YOUR INSTRUCTIONS: Each line that holds the word "وبالرغم" is to be identified and copied.

RECORDS SUPPLIED:
[Begin]

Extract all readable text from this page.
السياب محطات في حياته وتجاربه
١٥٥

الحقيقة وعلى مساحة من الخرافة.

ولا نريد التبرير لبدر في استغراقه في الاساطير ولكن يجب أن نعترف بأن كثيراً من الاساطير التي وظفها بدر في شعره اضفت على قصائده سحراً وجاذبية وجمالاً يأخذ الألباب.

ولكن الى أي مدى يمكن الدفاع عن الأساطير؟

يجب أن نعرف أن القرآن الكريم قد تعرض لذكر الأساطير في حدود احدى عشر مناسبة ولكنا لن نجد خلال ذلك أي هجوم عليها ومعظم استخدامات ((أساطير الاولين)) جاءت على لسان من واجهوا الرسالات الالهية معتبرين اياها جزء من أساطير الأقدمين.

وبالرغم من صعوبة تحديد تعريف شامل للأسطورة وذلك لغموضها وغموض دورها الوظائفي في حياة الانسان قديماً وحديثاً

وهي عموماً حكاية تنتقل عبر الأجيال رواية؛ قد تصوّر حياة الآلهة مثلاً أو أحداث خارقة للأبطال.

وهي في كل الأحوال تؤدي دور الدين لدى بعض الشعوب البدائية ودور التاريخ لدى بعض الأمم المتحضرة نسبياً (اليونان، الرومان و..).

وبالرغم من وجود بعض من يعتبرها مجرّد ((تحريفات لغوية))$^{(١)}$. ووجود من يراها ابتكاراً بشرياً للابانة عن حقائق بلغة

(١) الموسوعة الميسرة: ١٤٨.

[End]
[Begin]

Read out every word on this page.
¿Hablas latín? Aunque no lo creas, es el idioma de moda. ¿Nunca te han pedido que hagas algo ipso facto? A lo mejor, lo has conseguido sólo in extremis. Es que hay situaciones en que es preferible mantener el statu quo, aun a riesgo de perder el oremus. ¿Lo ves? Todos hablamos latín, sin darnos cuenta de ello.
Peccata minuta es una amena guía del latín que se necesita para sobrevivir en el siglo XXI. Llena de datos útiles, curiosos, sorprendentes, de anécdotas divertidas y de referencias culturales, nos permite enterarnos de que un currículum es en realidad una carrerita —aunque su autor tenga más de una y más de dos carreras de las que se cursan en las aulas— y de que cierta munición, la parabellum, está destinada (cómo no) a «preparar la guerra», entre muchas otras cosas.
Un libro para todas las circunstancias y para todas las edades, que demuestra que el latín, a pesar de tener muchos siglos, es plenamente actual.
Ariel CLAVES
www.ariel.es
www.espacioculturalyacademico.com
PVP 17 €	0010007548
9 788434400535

[End]

COMPLETED EXERCISE:
وبالرغم من صعوبة تحديد تعريف شامل للأسطورة وذلك لغموضها وغموض دورها الوظائفي في حياة الانسان قديماً وحديثاً
وبالرغم من وجود بعض من يعتبرها مجرّد ((تحريفات لغوية))$^{(١)}$. ووجود من يراها ابتكاراً بشرياً للابانة عن حقائق بلغة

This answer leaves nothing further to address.